Short problem ->
Copy the data below exactly.

⟨

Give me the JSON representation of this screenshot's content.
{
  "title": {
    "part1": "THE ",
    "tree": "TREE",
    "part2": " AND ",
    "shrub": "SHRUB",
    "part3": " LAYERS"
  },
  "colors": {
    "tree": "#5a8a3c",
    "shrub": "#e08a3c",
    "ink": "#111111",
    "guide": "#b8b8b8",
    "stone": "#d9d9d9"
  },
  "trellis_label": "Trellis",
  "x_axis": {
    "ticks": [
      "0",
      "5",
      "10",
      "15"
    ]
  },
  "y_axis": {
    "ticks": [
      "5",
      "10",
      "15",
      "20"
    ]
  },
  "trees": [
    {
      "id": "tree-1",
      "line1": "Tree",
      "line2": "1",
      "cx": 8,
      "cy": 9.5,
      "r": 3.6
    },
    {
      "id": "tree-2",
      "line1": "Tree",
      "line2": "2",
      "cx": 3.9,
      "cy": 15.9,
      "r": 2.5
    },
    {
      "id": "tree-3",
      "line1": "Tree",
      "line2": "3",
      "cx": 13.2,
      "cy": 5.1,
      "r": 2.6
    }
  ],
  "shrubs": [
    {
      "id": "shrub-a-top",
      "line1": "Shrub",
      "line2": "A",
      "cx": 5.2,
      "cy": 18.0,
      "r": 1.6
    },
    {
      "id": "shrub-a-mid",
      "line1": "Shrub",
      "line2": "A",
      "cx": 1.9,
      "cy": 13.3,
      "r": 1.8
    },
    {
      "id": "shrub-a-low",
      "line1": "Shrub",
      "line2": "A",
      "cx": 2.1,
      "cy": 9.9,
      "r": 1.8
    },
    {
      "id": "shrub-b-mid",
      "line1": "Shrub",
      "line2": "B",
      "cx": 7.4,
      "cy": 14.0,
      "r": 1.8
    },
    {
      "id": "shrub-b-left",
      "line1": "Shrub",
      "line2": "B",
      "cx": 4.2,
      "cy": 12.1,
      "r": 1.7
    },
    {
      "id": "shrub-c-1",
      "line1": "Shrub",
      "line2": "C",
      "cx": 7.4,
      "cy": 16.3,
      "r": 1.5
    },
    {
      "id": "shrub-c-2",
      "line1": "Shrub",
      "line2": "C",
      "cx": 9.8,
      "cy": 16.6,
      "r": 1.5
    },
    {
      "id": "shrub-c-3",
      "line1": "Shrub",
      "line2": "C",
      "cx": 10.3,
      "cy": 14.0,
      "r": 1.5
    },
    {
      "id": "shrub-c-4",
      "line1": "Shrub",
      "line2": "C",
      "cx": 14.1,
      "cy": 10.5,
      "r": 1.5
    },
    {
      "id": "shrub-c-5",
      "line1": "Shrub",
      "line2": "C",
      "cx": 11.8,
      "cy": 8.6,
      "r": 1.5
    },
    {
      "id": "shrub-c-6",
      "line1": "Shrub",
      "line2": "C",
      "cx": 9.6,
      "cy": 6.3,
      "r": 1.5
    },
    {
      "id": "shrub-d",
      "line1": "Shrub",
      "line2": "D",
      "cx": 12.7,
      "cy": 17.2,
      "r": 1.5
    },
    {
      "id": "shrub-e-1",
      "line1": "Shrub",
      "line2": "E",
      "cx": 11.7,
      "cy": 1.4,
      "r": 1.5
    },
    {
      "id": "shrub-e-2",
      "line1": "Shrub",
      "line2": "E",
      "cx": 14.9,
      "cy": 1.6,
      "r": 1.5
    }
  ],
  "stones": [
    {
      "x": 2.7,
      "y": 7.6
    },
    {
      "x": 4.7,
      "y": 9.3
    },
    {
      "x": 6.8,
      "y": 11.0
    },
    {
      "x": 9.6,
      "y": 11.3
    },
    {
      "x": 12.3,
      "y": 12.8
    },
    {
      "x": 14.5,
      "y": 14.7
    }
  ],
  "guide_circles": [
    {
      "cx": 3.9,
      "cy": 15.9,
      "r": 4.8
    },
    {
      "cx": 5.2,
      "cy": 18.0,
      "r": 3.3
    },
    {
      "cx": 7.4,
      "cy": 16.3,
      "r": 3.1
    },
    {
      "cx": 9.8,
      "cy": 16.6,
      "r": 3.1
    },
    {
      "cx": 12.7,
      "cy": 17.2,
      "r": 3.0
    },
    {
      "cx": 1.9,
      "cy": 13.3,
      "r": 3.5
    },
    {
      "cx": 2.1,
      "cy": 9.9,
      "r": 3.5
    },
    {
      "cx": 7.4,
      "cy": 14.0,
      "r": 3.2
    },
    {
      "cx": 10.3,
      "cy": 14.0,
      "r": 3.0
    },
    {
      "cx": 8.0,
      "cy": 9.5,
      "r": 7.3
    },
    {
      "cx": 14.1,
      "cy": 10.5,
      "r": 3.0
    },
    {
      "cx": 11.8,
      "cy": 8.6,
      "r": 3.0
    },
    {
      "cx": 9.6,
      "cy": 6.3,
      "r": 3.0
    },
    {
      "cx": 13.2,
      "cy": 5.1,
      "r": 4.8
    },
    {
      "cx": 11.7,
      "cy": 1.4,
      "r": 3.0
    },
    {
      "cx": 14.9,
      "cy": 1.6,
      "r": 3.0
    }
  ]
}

⟩

Reply ->
Give me the JSON representation of this screenshot's content.
{
  "title": {
    "part1": "THE ",
    "tree": "TREE",
    "part2": " AND ",
    "shrub": "SHRUB",
    "part3": " LAYERS"
  },
  "colors": {
    "tree": "#5a8a3c",
    "shrub": "#e08a3c",
    "ink": "#111111",
    "guide": "#b8b8b8",
    "stone": "#d9d9d9"
  },
  "trellis_label": "Trellis",
  "x_axis": {
    "ticks": [
      "0",
      "5",
      "10",
      "15"
    ]
  },
  "y_axis": {
    "ticks": [
      "5",
      "10",
      "15",
      "20"
    ]
  },
  "trees": [
    {
      "id": "tree-1",
      "line1": "Tree",
      "line2": "1",
      "cx": 8,
      "cy": 9.5,
      "r": 3.6
    },
    {
      "id": "tree-2",
      "line1": "Tree",
      "line2": "2",
      "cx": 3.9,
      "cy": 15.9,
      "r": 2.5
    },
    {
      "id": "tree-3",
      "line1": "Tree",
      "line2": "3",
      "cx": 13.2,
      "cy": 5.1,
      "r": 2.6
    }
  ],
  "shrubs": [
    {
      "id": "shrub-a-top",
      "line1": "Shrub",
      "line2": "A",
      "cx": 5.2,
      "cy": 18.0,
      "r": 1.6
    },
    {
      "id": "shrub-a-mid",
      "line1": "Shrub",
      "line2": "A",
      "cx": 1.9,
      "cy": 13.3,
      "r": 1.8
    },
    {
      "id": "shrub-a-low",
      "line1": "Shrub",
      "line2": "A",
      "cx": 2.1,
      "cy": 9.9,
      "r": 1.8
    },
    {
      "id": "shrub-b-mid",
      "line1": "Shrub",
      "line2": "B",
      "cx": 7.4,
      "cy": 14.0,
      "r": 1.8
    },
    {
      "id": "shrub-b-left",
      "line1": "Shrub",
      "line2": "B",
      "cx": 4.2,
      "cy": 12.1,
      "r": 1.7
    },
    {
      "id": "shrub-c-1",
      "line1": "Shrub",
      "line2": "C",
      "cx": 7.4,
      "cy": 16.3,
      "r": 1.5
    },
    {
      "id": "shrub-c-2",
      "line1": "Shrub",
      "line2": "C",
      "cx": 9.8,
      "cy": 16.6,
      "r": 1.5
    },
    {
      "id": "shrub-c-3",
      "line1": "Shrub",
      "line2": "C",
      "cx": 10.3,
      "cy": 14.0,
      "r": 1.5
    },
    {
      "id": "shrub-c-4",
      "line1": "Shrub",
      "line2": "C",
      "cx": 14.1,
      "cy": 10.5,
      "r": 1.5
    },
    {
      "id": "shrub-c-5",
      "line1": "Shrub",
      "line2": "C",
      "cx": 11.8,
      "cy": 8.6,
      "r": 1.5
    },
    {
      "id": "shrub-c-6",
      "line1": "Shrub",
      "line2": "C",
      "cx": 9.6,
      "cy": 6.3,
      "r": 1.5
    },
    {
      "id": "shrub-d",
      "line1": "Shrub",
      "line2": "D",
      "cx": 12.7,
      "cy": 17.2,
      "r": 1.5
    },
    {
      "id": "shrub-e-1",
      "line1": "Shrub",
      "line2": "E",
      "cx": 11.7,
      "cy": 1.4,
      "r": 1.5
    },
    {
      "id": "shrub-e-2",
      "line1": "Shrub",
      "line2": "E",
      "cx": 14.9,
      "cy": 1.6,
      "r": 1.5
    }
  ],
  "stones": [
    {
      "x": 2.7,
      "y": 7.6
    },
    {
      "x": 4.7,
      "y": 9.3
    },
    {
      "x": 6.8,
      "y": 11.0
    },
    {
      "x": 9.6,
      "y": 11.3
    },
    {
      "x": 12.3,
      "y": 12.8
    },
    {
      "x": 14.5,
      "y": 14.7
    }
  ],
  "guide_circles": [
    {
      "cx": 3.9,
      "cy": 15.9,
      "r": 4.8
    },
    {
      "cx": 5.2,
      "cy": 18.0,
      "r": 3.3
    },
    {
      "cx": 7.4,
      "cy": 16.3,
      "r": 3.1
    },
    {
      "cx": 9.8,
      "cy": 16.6,
      "r": 3.1
    },
    {
      "cx": 12.7,
      "cy": 17.2,
      "r": 3.0
    },
    {
      "cx": 1.9,
      "cy": 13.3,
      "r": 3.5
    },
    {
      "cx": 2.1,
      "cy": 9.9,
      "r": 3.5
    },
    {
      "cx": 7.4,
      "cy": 14.0,
      "r": 3.2
    },
    {
      "cx": 10.3,
      "cy": 14.0,
      "r": 3.0
    },
    {
      "cx": 8.0,
      "cy": 9.5,
      "r": 7.3
    },
    {
      "cx": 14.1,
      "cy": 10.5,
      "r": 3.0
    },
    {
      "cx": 11.8,
      "cy": 8.6,
      "r": 3.0
    },
    {
      "cx": 9.6,
      "cy": 6.3,
      "r": 3.0
    },
    {
      "cx": 13.2,
      "cy": 5.1,
      "r": 4.8
    },
    {
      "cx": 11.7,
      "cy": 1.4,
      "r": 3.0
    },
    {
      "cx": 14.9,
      "cy": 1.6,
      "r": 3.0
    }
  ]
}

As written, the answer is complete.